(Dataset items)
================
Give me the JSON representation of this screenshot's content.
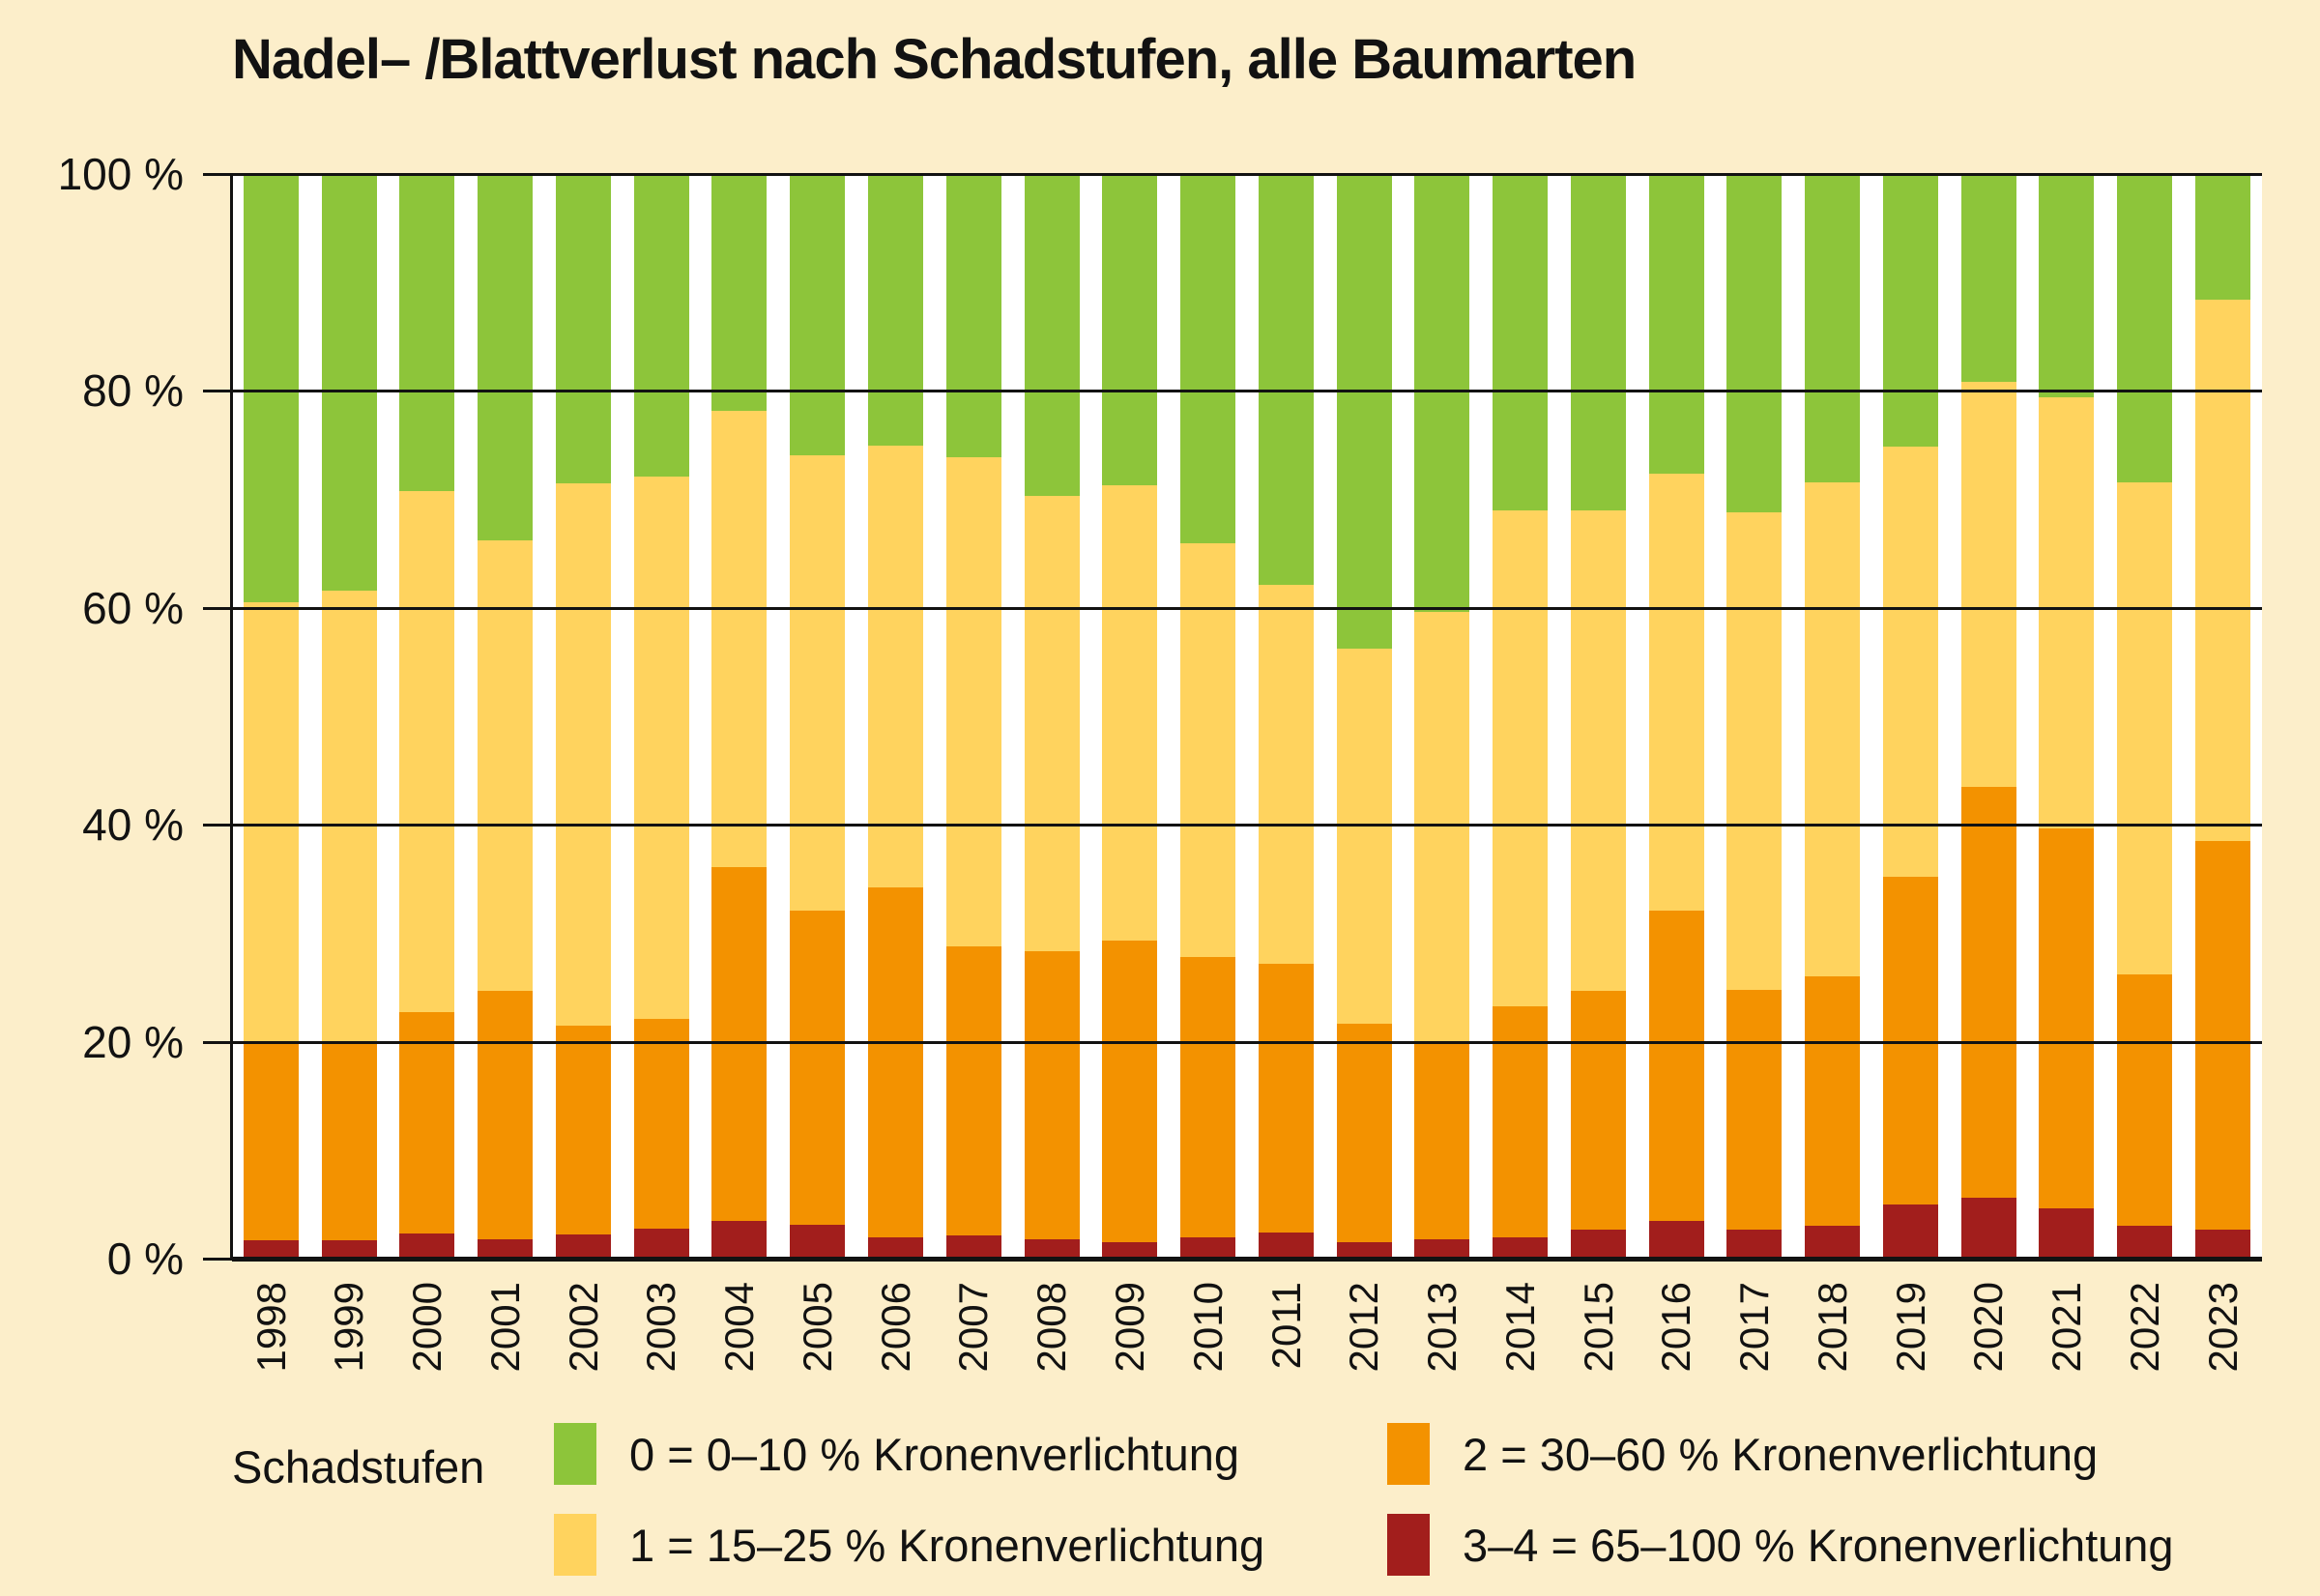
{
  "title": "Nadel– /Blattverlust nach Schadstufen, alle Baumarten",
  "colors": {
    "background": "#FCEECA",
    "plot_background": "#FFFFFF",
    "axis_and_text": "#121212",
    "schadstufe_0_green": "#8DC53A",
    "schadstufe_1_yellow": "#FFD35E",
    "schadstufe_2_orange": "#F39200",
    "schadstufe_3_4_red": "#A21E1C"
  },
  "chart_data": {
    "type": "bar",
    "stacked": true,
    "unit": "%",
    "title": "Nadel– /Blattverlust nach Schadstufen, alle Baumarten",
    "xlabel": "",
    "ylabel": "",
    "ylim": [
      0,
      100
    ],
    "grid": true,
    "legend_position": "bottom",
    "categories": [
      "1998",
      "1999",
      "2000",
      "2001",
      "2002",
      "2003",
      "2004",
      "2005",
      "2006",
      "2007",
      "2008",
      "2009",
      "2010",
      "2011",
      "2012",
      "2013",
      "2014",
      "2015",
      "2016",
      "2017",
      "2018",
      "2019",
      "2020",
      "2021",
      "2022",
      "2023"
    ],
    "yticks": [
      {
        "value": 0,
        "label": "0 %"
      },
      {
        "value": 20,
        "label": "20 %"
      },
      {
        "value": 40,
        "label": "40 %"
      },
      {
        "value": 60,
        "label": "60 %"
      },
      {
        "value": 80,
        "label": "80 %"
      },
      {
        "value": 100,
        "label": "100 %"
      }
    ],
    "series": [
      {
        "name": "3–4 = 65–100 % Kronenverlichtung",
        "key": "schadstufe_3_4",
        "color": "#A21E1C",
        "values": [
          1.7,
          1.7,
          2.3,
          1.8,
          2.2,
          2.8,
          3.5,
          3.1,
          2.0,
          2.1,
          1.8,
          1.5,
          2.0,
          2.4,
          1.5,
          1.8,
          2.0,
          2.7,
          3.5,
          2.7,
          3.0,
          5.0,
          5.6,
          4.6,
          3.0,
          2.7
        ]
      },
      {
        "name": "2 = 30–60 % Kronenverlichtung",
        "key": "schadstufe_2",
        "color": "#F39200",
        "values": [
          18.2,
          18.2,
          20.4,
          22.9,
          19.3,
          19.3,
          32.6,
          29.0,
          32.2,
          26.7,
          26.5,
          27.8,
          25.8,
          24.8,
          20.2,
          18.3,
          21.3,
          22.0,
          28.6,
          22.1,
          23.0,
          30.2,
          37.9,
          35.1,
          23.2,
          35.8
        ]
      },
      {
        "name": "1 = 15–25 % Kronenverlichtung",
        "key": "schadstufe_1",
        "color": "#FFD35E",
        "values": [
          40.6,
          41.7,
          48.1,
          41.5,
          50.0,
          50.0,
          42.1,
          42.0,
          40.8,
          45.1,
          42.0,
          42.0,
          38.2,
          34.9,
          34.5,
          39.5,
          45.7,
          44.3,
          40.3,
          44.0,
          45.6,
          39.7,
          37.3,
          39.7,
          45.4,
          49.9
        ]
      },
      {
        "name": "0 = 0–10 % Kronenverlichtung",
        "key": "schadstufe_0",
        "color": "#8DC53A",
        "values": [
          39.5,
          38.4,
          29.2,
          33.8,
          28.5,
          27.9,
          21.8,
          25.9,
          25.0,
          26.1,
          29.7,
          28.7,
          34.0,
          37.9,
          43.8,
          40.4,
          31.0,
          31.0,
          27.6,
          31.2,
          28.4,
          25.1,
          19.2,
          20.6,
          28.4,
          11.6
        ]
      }
    ]
  },
  "legend": {
    "title": "Schadstufen",
    "columns": [
      [
        {
          "label": "0 = 0–10 % Kronenverlichtung",
          "color": "#8DC53A",
          "series_key": "schadstufe_0"
        },
        {
          "label": "1 = 15–25 % Kronenverlichtung",
          "color": "#FFD35E",
          "series_key": "schadstufe_1"
        }
      ],
      [
        {
          "label": "2 = 30–60 % Kronenverlichtung",
          "color": "#F39200",
          "series_key": "schadstufe_2"
        },
        {
          "label": "3–4 = 65–100 % Kronenverlichtung",
          "color": "#A21E1C",
          "series_key": "schadstufe_3_4"
        }
      ]
    ]
  }
}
================
__Task details__.
Find the string "Kronenverlichtung" in the listing and return every line that holds it.

__Finished answer__.
        "name": "3–4 = 65–100 % Kronenverlichtung",
        "name": "2 = 30–60 % Kronenverlichtung",
        "name": "1 = 15–25 % Kronenverlichtung",
        "name": "0 = 0–10 % Kronenverlichtung",
          "label": "0 = 0–10 % Kronenverlichtung",
          "label": "1 = 15–25 % Kronenverlichtung",
          "label": "2 = 30–60 % Kronenverlichtung",
          "label": "3–4 = 65–100 % Kronenverlichtung",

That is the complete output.